[Data records]
================================

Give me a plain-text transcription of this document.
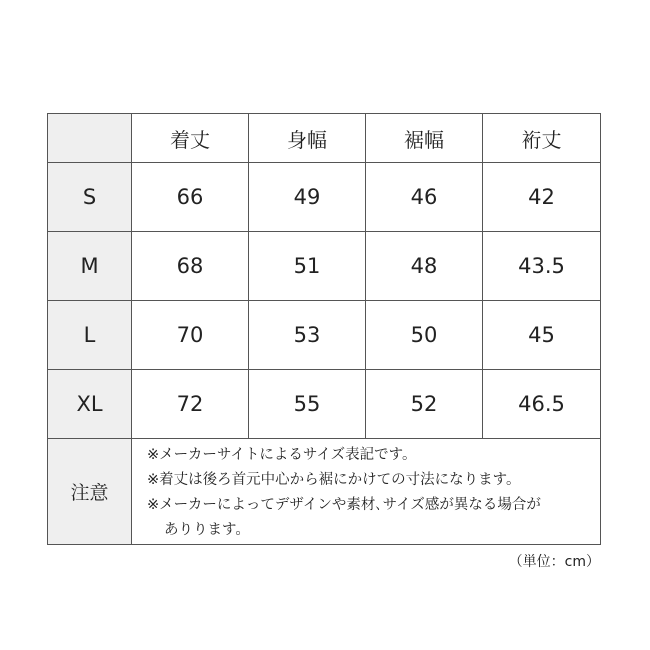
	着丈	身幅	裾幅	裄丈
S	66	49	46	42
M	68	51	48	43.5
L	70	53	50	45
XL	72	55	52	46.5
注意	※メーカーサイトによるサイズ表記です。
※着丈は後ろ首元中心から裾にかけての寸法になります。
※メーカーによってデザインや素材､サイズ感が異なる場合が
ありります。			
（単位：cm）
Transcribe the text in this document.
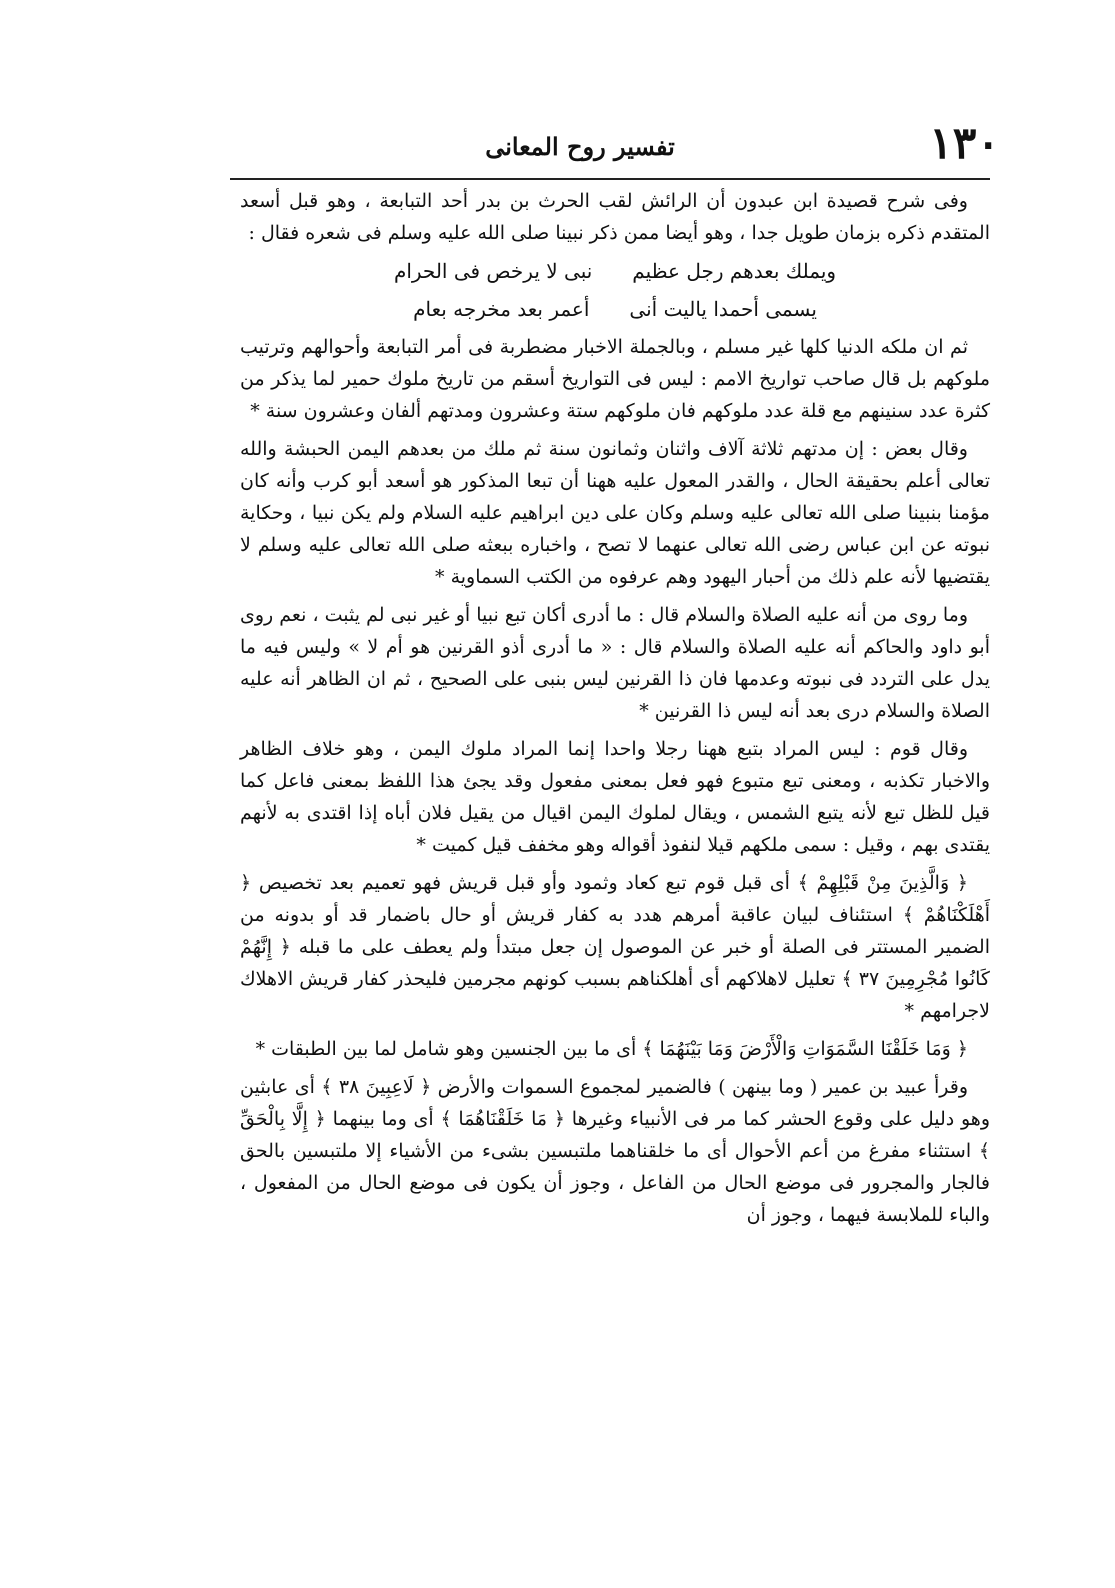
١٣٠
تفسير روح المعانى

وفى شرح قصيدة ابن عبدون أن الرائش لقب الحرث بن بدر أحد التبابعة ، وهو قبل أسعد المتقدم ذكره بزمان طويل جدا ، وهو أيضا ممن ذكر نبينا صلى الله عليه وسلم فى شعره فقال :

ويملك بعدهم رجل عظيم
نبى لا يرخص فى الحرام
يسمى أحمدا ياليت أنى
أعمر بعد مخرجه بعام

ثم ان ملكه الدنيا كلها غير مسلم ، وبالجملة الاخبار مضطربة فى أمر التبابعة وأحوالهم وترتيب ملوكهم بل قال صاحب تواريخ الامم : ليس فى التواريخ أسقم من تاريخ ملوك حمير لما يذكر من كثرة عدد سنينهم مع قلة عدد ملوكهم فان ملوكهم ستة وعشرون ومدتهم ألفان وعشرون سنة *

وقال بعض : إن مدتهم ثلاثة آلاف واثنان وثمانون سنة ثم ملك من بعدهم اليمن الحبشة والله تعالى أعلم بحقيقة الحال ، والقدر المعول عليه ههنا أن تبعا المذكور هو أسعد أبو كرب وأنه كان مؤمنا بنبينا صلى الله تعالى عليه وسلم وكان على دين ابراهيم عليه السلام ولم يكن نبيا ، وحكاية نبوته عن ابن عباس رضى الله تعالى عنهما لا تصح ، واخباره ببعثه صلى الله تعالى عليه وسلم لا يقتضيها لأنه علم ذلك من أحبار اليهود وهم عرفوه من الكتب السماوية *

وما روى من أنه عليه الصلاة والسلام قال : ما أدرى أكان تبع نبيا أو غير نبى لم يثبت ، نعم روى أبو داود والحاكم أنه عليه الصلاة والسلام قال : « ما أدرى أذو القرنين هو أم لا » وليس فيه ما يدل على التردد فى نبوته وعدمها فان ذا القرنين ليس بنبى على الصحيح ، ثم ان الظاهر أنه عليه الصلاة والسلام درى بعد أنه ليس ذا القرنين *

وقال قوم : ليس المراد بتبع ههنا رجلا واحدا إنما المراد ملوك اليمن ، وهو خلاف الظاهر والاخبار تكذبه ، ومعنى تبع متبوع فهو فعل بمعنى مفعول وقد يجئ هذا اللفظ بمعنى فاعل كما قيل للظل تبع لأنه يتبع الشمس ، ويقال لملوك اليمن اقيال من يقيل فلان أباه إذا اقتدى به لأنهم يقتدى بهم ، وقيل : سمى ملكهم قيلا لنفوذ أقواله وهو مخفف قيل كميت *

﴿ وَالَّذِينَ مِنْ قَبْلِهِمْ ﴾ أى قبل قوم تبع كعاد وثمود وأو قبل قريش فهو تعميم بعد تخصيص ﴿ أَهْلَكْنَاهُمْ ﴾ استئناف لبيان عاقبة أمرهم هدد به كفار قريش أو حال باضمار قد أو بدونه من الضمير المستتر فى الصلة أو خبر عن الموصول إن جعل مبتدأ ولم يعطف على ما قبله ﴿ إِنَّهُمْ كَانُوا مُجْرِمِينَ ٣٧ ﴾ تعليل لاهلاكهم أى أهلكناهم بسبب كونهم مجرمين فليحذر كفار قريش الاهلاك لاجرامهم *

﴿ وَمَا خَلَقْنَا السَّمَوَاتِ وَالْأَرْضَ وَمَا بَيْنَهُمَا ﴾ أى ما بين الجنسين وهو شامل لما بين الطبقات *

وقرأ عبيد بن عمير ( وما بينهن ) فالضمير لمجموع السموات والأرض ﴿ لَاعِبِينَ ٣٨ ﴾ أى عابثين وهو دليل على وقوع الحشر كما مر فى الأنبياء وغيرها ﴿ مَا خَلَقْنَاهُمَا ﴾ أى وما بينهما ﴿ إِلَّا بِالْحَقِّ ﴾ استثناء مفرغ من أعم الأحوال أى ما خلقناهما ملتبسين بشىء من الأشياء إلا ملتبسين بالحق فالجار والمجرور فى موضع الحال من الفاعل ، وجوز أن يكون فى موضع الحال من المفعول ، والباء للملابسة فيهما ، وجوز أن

================================

§ DIRECTIONS: Except for the pictures, reproduce every line exactly.

§ TASK ANSWER:
Give me a plain-text transcription of this document.
	着丈	身幅	裾幅	裄丈
S	66	49	46	42
M	68	51	48	43.5
L	70	53	50	45
XL	72	55	52	46.5
注意	※メーカーサイトによるサイズ表記です。
※着丈は後ろ首元中心から裾にかけての寸法になります。
※メーカーによってデザインや素材､サイズ感が異なる場合が
ありります。			
（単位：cm）
Transcribe the text in this document.
١٣٠
تفسير روح المعانى

وفى شرح قصيدة ابن عبدون أن الرائش لقب الحرث بن بدر أحد التبابعة ، وهو قبل أسعد المتقدم ذكره بزمان طويل جدا ، وهو أيضا ممن ذكر نبينا صلى الله عليه وسلم فى شعره فقال :

ويملك بعدهم رجل عظيم
نبى لا يرخص فى الحرام
يسمى أحمدا ياليت أنى
أعمر بعد مخرجه بعام

ثم ان ملكه الدنيا كلها غير مسلم ، وبالجملة الاخبار مضطربة فى أمر التبابعة وأحوالهم وترتيب ملوكهم بل قال صاحب تواريخ الامم : ليس فى التواريخ أسقم من تاريخ ملوك حمير لما يذكر من كثرة عدد سنينهم مع قلة عدد ملوكهم فان ملوكهم ستة وعشرون ومدتهم ألفان وعشرون سنة *

وقال بعض : إن مدتهم ثلاثة آلاف واثنان وثمانون سنة ثم ملك من بعدهم اليمن الحبشة والله تعالى أعلم بحقيقة الحال ، والقدر المعول عليه ههنا أن تبعا المذكور هو أسعد أبو كرب وأنه كان مؤمنا بنبينا صلى الله تعالى عليه وسلم وكان على دين ابراهيم عليه السلام ولم يكن نبيا ، وحكاية نبوته عن ابن عباس رضى الله تعالى عنهما لا تصح ، واخباره ببعثه صلى الله تعالى عليه وسلم لا يقتضيها لأنه علم ذلك من أحبار اليهود وهم عرفوه من الكتب السماوية *

وما روى من أنه عليه الصلاة والسلام قال : ما أدرى أكان تبع نبيا أو غير نبى لم يثبت ، نعم روى أبو داود والحاكم أنه عليه الصلاة والسلام قال : « ما أدرى أذو القرنين هو أم لا » وليس فيه ما يدل على التردد فى نبوته وعدمها فان ذا القرنين ليس بنبى على الصحيح ، ثم ان الظاهر أنه عليه الصلاة والسلام درى بعد أنه ليس ذا القرنين *

وقال قوم : ليس المراد بتبع ههنا رجلا واحدا إنما المراد ملوك اليمن ، وهو خلاف الظاهر والاخبار تكذبه ، ومعنى تبع متبوع فهو فعل بمعنى مفعول وقد يجئ هذا اللفظ بمعنى فاعل كما قيل للظل تبع لأنه يتبع الشمس ، ويقال لملوك اليمن اقيال من يقيل فلان أباه إذا اقتدى به لأنهم يقتدى بهم ، وقيل : سمى ملكهم قيلا لنفوذ أقواله وهو مخفف قيل كميت *

﴿ وَالَّذِينَ مِنْ قَبْلِهِمْ ﴾ أى قبل قوم تبع كعاد وثمود وأو قبل قريش فهو تعميم بعد تخصيص ﴿ أَهْلَكْنَاهُمْ ﴾ استئناف لبيان عاقبة أمرهم هدد به كفار قريش أو حال باضمار قد أو بدونه من الضمير المستتر فى الصلة أو خبر عن الموصول إن جعل مبتدأ ولم يعطف على ما قبله ﴿ إِنَّهُمْ كَانُوا مُجْرِمِينَ ٣٧ ﴾ تعليل لاهلاكهم أى أهلكناهم بسبب كونهم مجرمين فليحذر كفار قريش الاهلاك لاجرامهم *

﴿ وَمَا خَلَقْنَا السَّمَوَاتِ وَالْأَرْضَ وَمَا بَيْنَهُمَا ﴾ أى ما بين الجنسين وهو شامل لما بين الطبقات *

وقرأ عبيد بن عمير ( وما بينهن ) فالضمير لمجموع السموات والأرض ﴿ لَاعِبِينَ ٣٨ ﴾ أى عابثين وهو دليل على وقوع الحشر كما مر فى الأنبياء وغيرها ﴿ مَا خَلَقْنَاهُمَا ﴾ أى وما بينهما ﴿ إِلَّا بِالْحَقِّ ﴾ استثناء مفرغ من أعم الأحوال أى ما خلقناهما ملتبسين بشىء من الأشياء إلا ملتبسين بالحق فالجار والمجرور فى موضع الحال من الفاعل ، وجوز أن يكون فى موضع الحال من المفعول ، والباء للملابسة فيهما ، وجوز أن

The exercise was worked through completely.